**PROBLEM TO WORK ON:** Tally the lines of the listing that contain the string "this". Give the number and nothing else.

**SUPPLIED ENTRIES:**
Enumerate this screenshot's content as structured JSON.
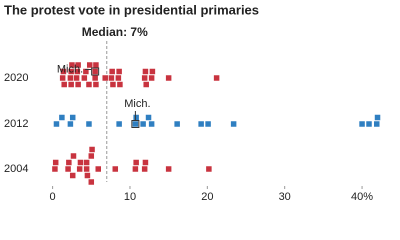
{
  "chart_data": {
    "type": "strip",
    "title": "The protest vote in presidential primaries",
    "median_label": "Median: 7%",
    "median_value": 7,
    "xlim": [
      -1.5,
      44
    ],
    "xticks": [
      0,
      10,
      20,
      30,
      {
        "value": 40,
        "label": "40%"
      }
    ],
    "rows": [
      {
        "label": "2020",
        "color": "#c8333f",
        "values": [
          1.3,
          1.4,
          1.5,
          2.3,
          2.4,
          2.4,
          2.5,
          3.1,
          3.2,
          3.3,
          3.3,
          4.1,
          4.3,
          4.7,
          4.8,
          5.5,
          5.5,
          5.6,
          5.6,
          6.8,
          7.6,
          7.7,
          7.8,
          8.5,
          8.6,
          8.7,
          11.9,
          12.0,
          12.1,
          12.8,
          12.9,
          15.0,
          21.2
        ]
      },
      {
        "label": "2012",
        "color": "#2f7fc1",
        "values": [
          0.5,
          1.2,
          2.3,
          2.6,
          4.7,
          8.6,
          10.7,
          10.8,
          11.7,
          12.4,
          12.8,
          16.1,
          19.2,
          20.1,
          23.4,
          40.0,
          40.9,
          41.9,
          42.0
        ]
      },
      {
        "label": "2004",
        "color": "#c8333f",
        "values": [
          0.3,
          0.4,
          2.0,
          2.1,
          2.6,
          2.7,
          3.5,
          3.6,
          4.4,
          4.4,
          4.5,
          5.0,
          5.0,
          5.1,
          5.9,
          8.1,
          10.7,
          10.8,
          11.9,
          12.0,
          15.0,
          20.2
        ]
      }
    ],
    "annotations": [
      {
        "text": "Mich.",
        "row": 0,
        "index": 16
      },
      {
        "text": "Mich.",
        "row": 1,
        "index": 6
      }
    ]
  }
}
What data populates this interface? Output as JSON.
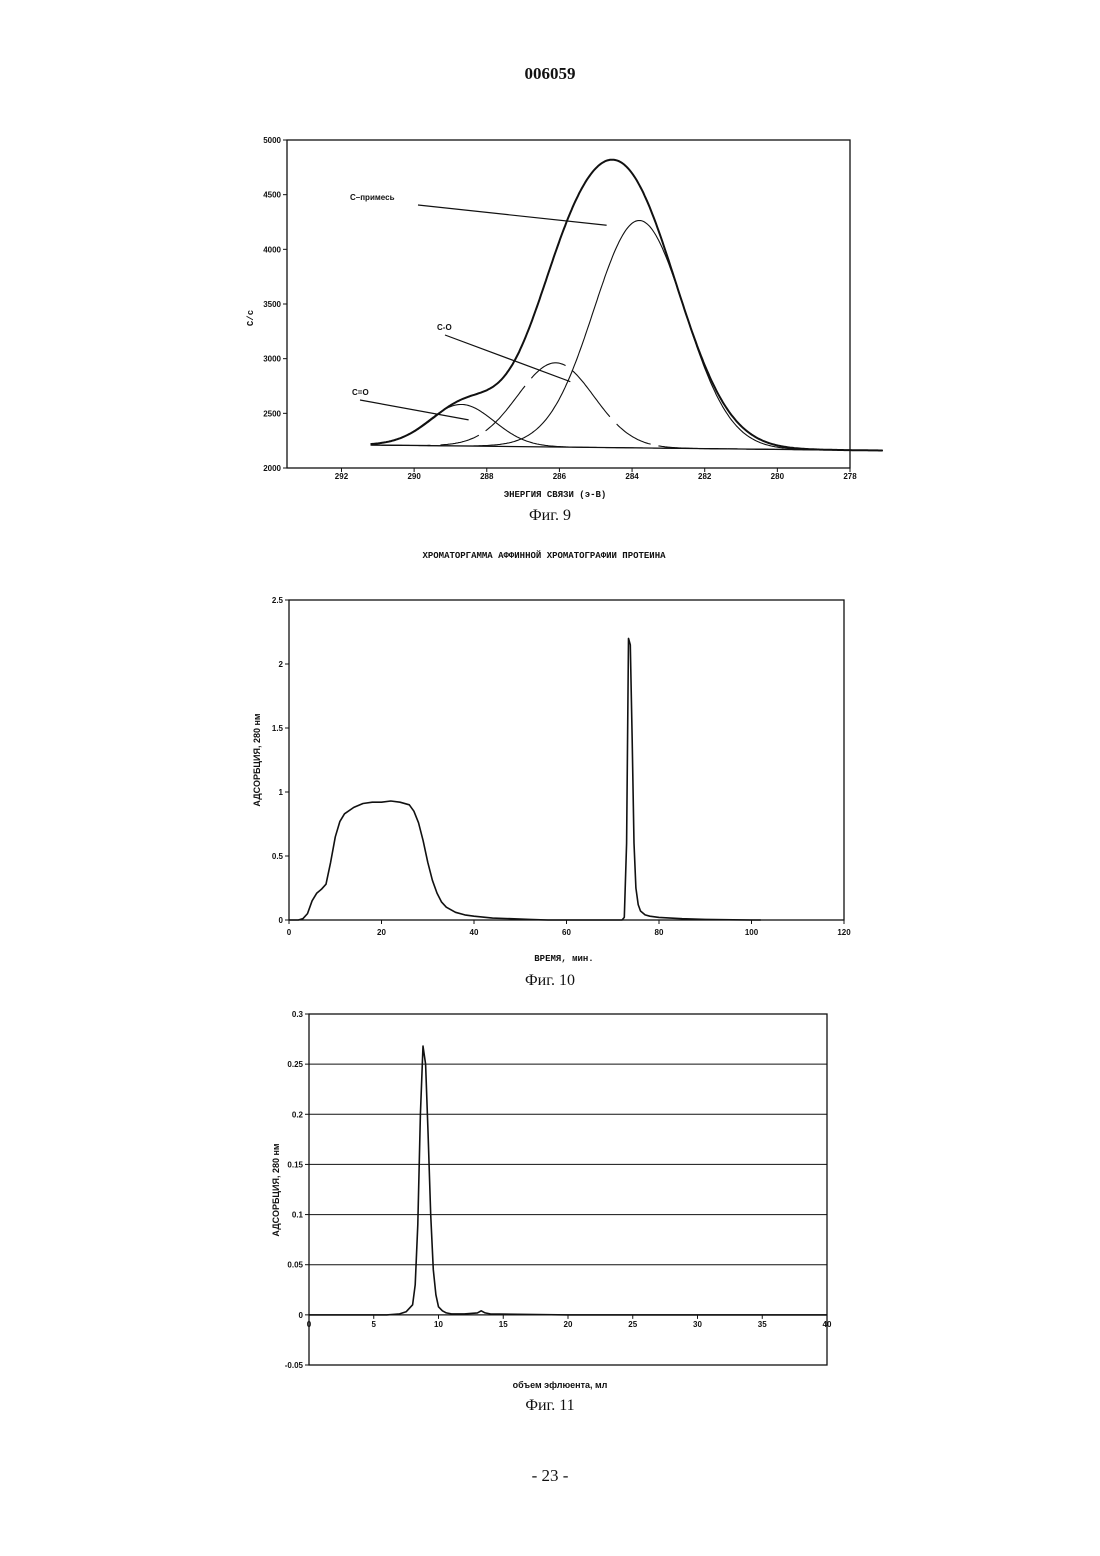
{
  "header": {
    "page_id": "006059"
  },
  "footer": {
    "page_number": "- 23 -"
  },
  "chart_data": [
    {
      "type": "line",
      "caption": "Фиг. 9",
      "title": "",
      "xlabel": "ЭНЕРГИЯ СВЯЗИ (э-В)",
      "ylabel": "С/с",
      "xlim": [
        293.5,
        278
      ],
      "ylim": [
        2000,
        5000
      ],
      "xticks": [
        292,
        290,
        288,
        286,
        284,
        282,
        280,
        278
      ],
      "yticks": [
        2000,
        2500,
        3000,
        3500,
        4000,
        4500,
        5000
      ],
      "grid": false,
      "annotations": [
        {
          "text": "С–примесь",
          "points_to": [
            284.7,
            4220
          ]
        },
        {
          "text": "С-О",
          "points_to": [
            285.7,
            2790
          ]
        },
        {
          "text": "С=О",
          "points_to": [
            288.5,
            2440
          ]
        }
      ],
      "background": {
        "x": [
          291.2,
          277.1
        ],
        "y": [
          2210,
          2160
        ]
      },
      "series": [
        {
          "role": "measured",
          "peaks": [
            {
              "center": 284.2,
              "height": 2410,
              "width": 1.45
            },
            {
              "center": 286.0,
              "height": 760,
              "width": 1.05
            },
            {
              "center": 288.6,
              "height": 380,
              "width": 0.95
            }
          ]
        },
        {
          "role": "component",
          "peaks": [
            {
              "center": 283.8,
              "height": 2080,
              "width": 1.25
            }
          ]
        },
        {
          "role": "component",
          "peaks": [
            {
              "center": 286.1,
              "height": 770,
              "width": 1.05
            }
          ]
        },
        {
          "role": "component",
          "peaks": [
            {
              "center": 288.7,
              "height": 380,
              "width": 0.9
            }
          ]
        }
      ]
    },
    {
      "type": "line",
      "caption": "Фиг. 10",
      "title": "ХРОМАТОРГАММА АФФИННОЙ ХРОМАТОГРАФИИ ПРОТЕИНА",
      "xlabel": "ВРЕМЯ, мин.",
      "ylabel": "АДСОРБЦИЯ, 280 нм",
      "xlim": [
        0,
        120
      ],
      "ylim": [
        0,
        2.5
      ],
      "xticks": [
        0,
        20,
        40,
        60,
        80,
        100,
        120
      ],
      "yticks": [
        0,
        0.5,
        1,
        1.5,
        2,
        2.5
      ],
      "grid": false,
      "series": [
        {
          "x": [
            0,
            2,
            3,
            4,
            5,
            6,
            7,
            8,
            9,
            10,
            11,
            12,
            14,
            16,
            18,
            20,
            22,
            24,
            26,
            27,
            28,
            29,
            30,
            31,
            32,
            33,
            34,
            36,
            38,
            40,
            44,
            48,
            52,
            56,
            60,
            65,
            70,
            72,
            72.5,
            73,
            73.4,
            73.8,
            74.2,
            74.6,
            75,
            75.5,
            76,
            77,
            78,
            80,
            85,
            90,
            100,
            102
          ],
          "y": [
            0,
            0,
            0.01,
            0.05,
            0.15,
            0.21,
            0.24,
            0.28,
            0.45,
            0.65,
            0.77,
            0.83,
            0.88,
            0.91,
            0.92,
            0.92,
            0.93,
            0.92,
            0.9,
            0.85,
            0.76,
            0.62,
            0.45,
            0.31,
            0.21,
            0.14,
            0.1,
            0.06,
            0.04,
            0.03,
            0.015,
            0.01,
            0.005,
            0,
            0,
            0,
            0,
            0,
            0.02,
            0.6,
            2.2,
            2.15,
            1.4,
            0.6,
            0.25,
            0.12,
            0.07,
            0.04,
            0.03,
            0.02,
            0.01,
            0.005,
            0,
            0
          ]
        }
      ]
    },
    {
      "type": "line",
      "caption": "Фиг. 11",
      "title": "",
      "xlabel": "объем эфлюента, мл",
      "ylabel": "АДСОРБЦИЯ, 280 нм",
      "xlim": [
        0,
        40
      ],
      "ylim": [
        -0.05,
        0.3
      ],
      "xticks": [
        0,
        5,
        10,
        15,
        20,
        25,
        30,
        35,
        40
      ],
      "yticks": [
        -0.05,
        0,
        0.05,
        0.1,
        0.15,
        0.2,
        0.25,
        0.3
      ],
      "grid": true,
      "series": [
        {
          "x": [
            0,
            6,
            7,
            7.5,
            8,
            8.2,
            8.4,
            8.6,
            8.8,
            9.0,
            9.2,
            9.4,
            9.6,
            9.8,
            10.0,
            10.3,
            10.6,
            11,
            12,
            13,
            13.3,
            13.6,
            14,
            20,
            30,
            40
          ],
          "y": [
            0,
            0,
            0.001,
            0.003,
            0.01,
            0.03,
            0.09,
            0.2,
            0.268,
            0.25,
            0.18,
            0.1,
            0.045,
            0.02,
            0.008,
            0.004,
            0.002,
            0.001,
            0.001,
            0.002,
            0.004,
            0.002,
            0.001,
            0,
            0,
            0
          ]
        }
      ]
    }
  ]
}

**FINAL ANSWER:** 2